Challenge
Filter the data for lines with the word "hielo", then copy every line so identified.

Entries with figure data:
* Start *
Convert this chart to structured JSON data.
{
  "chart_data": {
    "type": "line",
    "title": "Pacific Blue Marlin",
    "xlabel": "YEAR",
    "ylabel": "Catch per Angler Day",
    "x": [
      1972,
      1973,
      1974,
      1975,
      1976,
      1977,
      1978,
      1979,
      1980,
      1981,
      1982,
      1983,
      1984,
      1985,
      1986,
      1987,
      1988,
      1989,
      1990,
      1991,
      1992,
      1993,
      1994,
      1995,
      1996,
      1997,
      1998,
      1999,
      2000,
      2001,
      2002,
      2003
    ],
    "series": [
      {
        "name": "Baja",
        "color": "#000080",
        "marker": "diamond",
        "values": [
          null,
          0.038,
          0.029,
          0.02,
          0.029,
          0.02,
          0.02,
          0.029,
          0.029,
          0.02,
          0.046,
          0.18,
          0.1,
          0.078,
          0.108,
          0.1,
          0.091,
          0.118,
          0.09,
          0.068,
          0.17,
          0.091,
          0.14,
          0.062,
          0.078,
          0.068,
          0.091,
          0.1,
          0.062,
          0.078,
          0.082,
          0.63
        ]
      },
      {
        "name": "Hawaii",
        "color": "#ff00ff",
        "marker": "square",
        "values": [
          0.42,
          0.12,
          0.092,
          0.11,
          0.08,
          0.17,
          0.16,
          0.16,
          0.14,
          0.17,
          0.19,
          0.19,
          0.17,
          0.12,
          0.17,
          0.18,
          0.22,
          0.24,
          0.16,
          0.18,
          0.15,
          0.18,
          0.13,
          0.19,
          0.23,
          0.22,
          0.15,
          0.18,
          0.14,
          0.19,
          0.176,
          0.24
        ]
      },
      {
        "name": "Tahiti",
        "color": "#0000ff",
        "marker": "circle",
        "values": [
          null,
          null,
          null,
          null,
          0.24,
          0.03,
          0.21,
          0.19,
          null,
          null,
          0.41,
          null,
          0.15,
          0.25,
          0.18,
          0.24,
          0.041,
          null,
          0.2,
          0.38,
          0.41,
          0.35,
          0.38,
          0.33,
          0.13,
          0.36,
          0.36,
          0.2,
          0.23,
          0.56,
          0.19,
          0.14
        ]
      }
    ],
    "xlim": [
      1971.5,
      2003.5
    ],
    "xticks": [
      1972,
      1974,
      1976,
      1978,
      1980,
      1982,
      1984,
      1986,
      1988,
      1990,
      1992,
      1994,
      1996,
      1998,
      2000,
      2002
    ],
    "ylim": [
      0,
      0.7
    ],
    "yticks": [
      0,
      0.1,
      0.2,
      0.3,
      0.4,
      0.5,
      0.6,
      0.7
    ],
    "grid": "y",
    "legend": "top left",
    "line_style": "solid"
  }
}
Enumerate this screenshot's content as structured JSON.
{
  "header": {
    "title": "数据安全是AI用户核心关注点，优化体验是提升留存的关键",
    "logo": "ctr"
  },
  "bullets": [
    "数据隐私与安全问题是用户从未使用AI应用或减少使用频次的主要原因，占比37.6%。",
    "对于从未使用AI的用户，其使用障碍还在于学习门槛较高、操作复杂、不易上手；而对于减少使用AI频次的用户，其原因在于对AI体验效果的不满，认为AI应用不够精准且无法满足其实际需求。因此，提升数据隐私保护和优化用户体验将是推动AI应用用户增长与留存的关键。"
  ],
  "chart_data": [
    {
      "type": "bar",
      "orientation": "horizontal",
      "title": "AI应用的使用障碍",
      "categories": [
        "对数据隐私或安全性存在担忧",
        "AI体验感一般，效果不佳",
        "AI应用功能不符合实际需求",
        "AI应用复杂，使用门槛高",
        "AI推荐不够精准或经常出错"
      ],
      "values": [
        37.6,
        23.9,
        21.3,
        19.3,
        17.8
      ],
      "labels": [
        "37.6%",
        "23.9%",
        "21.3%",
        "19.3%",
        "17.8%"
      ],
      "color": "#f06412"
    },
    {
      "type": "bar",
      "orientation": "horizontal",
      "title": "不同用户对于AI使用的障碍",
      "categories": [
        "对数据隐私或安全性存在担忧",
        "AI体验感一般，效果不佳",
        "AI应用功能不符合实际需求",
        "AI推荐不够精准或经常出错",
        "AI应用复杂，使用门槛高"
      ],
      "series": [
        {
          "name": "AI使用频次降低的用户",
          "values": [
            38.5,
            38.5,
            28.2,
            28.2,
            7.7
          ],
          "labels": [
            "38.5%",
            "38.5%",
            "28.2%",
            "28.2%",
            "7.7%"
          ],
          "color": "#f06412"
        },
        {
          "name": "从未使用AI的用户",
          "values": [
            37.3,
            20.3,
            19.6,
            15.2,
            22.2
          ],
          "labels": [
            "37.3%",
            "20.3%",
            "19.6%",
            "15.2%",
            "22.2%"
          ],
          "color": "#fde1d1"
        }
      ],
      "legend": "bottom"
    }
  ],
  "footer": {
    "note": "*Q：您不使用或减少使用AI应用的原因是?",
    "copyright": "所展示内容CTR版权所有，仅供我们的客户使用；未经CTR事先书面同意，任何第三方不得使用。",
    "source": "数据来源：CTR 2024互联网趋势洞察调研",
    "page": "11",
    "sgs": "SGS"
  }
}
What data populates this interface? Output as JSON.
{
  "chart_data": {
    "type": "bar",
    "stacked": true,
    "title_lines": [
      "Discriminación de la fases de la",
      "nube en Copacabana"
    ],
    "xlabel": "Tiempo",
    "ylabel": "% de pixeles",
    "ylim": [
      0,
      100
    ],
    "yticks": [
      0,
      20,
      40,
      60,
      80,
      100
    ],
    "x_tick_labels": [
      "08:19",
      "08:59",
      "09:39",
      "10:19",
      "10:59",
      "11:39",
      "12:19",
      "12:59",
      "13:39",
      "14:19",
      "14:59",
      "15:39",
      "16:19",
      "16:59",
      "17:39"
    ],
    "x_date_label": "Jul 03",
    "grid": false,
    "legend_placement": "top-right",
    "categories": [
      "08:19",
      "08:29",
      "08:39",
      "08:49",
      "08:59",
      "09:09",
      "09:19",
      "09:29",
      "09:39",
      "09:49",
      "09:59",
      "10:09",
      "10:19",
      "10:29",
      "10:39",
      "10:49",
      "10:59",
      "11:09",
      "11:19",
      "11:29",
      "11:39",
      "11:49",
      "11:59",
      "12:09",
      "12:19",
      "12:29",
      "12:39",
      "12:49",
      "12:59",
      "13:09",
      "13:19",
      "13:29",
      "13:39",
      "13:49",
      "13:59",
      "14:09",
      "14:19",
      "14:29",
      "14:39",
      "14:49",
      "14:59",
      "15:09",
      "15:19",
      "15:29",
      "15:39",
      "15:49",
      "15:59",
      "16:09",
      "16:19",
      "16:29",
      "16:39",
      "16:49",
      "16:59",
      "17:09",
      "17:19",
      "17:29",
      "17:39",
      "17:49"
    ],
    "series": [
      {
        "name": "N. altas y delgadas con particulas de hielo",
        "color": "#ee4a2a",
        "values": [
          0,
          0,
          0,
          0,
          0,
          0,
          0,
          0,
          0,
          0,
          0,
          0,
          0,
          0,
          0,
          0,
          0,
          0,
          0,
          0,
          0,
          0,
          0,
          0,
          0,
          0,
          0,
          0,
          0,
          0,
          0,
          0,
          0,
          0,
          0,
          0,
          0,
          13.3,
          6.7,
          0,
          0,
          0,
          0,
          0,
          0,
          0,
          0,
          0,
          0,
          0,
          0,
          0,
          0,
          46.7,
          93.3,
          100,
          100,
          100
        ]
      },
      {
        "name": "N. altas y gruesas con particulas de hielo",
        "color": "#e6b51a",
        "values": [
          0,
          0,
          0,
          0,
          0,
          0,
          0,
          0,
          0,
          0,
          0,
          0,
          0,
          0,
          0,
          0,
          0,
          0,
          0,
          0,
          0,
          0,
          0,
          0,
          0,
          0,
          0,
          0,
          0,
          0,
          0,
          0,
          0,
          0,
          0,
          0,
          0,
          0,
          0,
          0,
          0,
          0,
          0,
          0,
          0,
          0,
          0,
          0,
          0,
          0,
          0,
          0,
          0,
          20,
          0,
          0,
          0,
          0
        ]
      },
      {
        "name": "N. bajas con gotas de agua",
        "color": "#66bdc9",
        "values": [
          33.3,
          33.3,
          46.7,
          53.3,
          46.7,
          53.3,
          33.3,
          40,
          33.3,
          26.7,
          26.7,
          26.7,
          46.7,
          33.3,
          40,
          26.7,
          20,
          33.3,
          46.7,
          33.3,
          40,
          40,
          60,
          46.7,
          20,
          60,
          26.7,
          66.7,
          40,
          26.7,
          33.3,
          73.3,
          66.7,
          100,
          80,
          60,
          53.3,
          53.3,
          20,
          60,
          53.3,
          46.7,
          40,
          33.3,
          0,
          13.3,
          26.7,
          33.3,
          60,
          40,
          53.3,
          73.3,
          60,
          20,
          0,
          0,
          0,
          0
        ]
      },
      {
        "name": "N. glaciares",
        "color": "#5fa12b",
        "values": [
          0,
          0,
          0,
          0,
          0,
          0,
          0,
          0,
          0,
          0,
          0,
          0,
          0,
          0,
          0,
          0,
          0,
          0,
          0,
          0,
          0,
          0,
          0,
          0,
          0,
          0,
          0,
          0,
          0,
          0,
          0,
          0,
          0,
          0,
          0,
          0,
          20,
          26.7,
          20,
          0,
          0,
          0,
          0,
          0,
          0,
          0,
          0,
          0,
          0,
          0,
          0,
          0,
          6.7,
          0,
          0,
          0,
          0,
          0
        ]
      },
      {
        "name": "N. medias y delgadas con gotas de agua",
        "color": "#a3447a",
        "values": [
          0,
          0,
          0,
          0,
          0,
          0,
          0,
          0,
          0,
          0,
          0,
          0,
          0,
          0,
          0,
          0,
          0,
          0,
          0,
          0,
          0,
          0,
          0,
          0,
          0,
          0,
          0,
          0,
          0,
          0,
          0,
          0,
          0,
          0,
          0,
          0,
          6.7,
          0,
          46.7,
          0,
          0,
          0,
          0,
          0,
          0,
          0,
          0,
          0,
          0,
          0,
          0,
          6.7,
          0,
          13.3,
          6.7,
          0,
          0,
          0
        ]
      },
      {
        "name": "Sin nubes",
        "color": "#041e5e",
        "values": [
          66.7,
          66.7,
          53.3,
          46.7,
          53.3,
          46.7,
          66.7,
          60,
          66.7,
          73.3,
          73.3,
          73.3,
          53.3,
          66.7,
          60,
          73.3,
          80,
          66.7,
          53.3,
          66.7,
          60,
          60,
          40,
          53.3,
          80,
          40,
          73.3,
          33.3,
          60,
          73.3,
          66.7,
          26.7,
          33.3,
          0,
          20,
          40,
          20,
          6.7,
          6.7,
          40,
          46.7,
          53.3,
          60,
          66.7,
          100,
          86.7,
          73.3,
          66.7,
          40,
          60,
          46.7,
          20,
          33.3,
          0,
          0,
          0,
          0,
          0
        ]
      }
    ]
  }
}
* End *
Correct answer
        "name": "N. altas y delgadas con particulas de hielo",
        "name": "N. altas y gruesas con particulas de hielo",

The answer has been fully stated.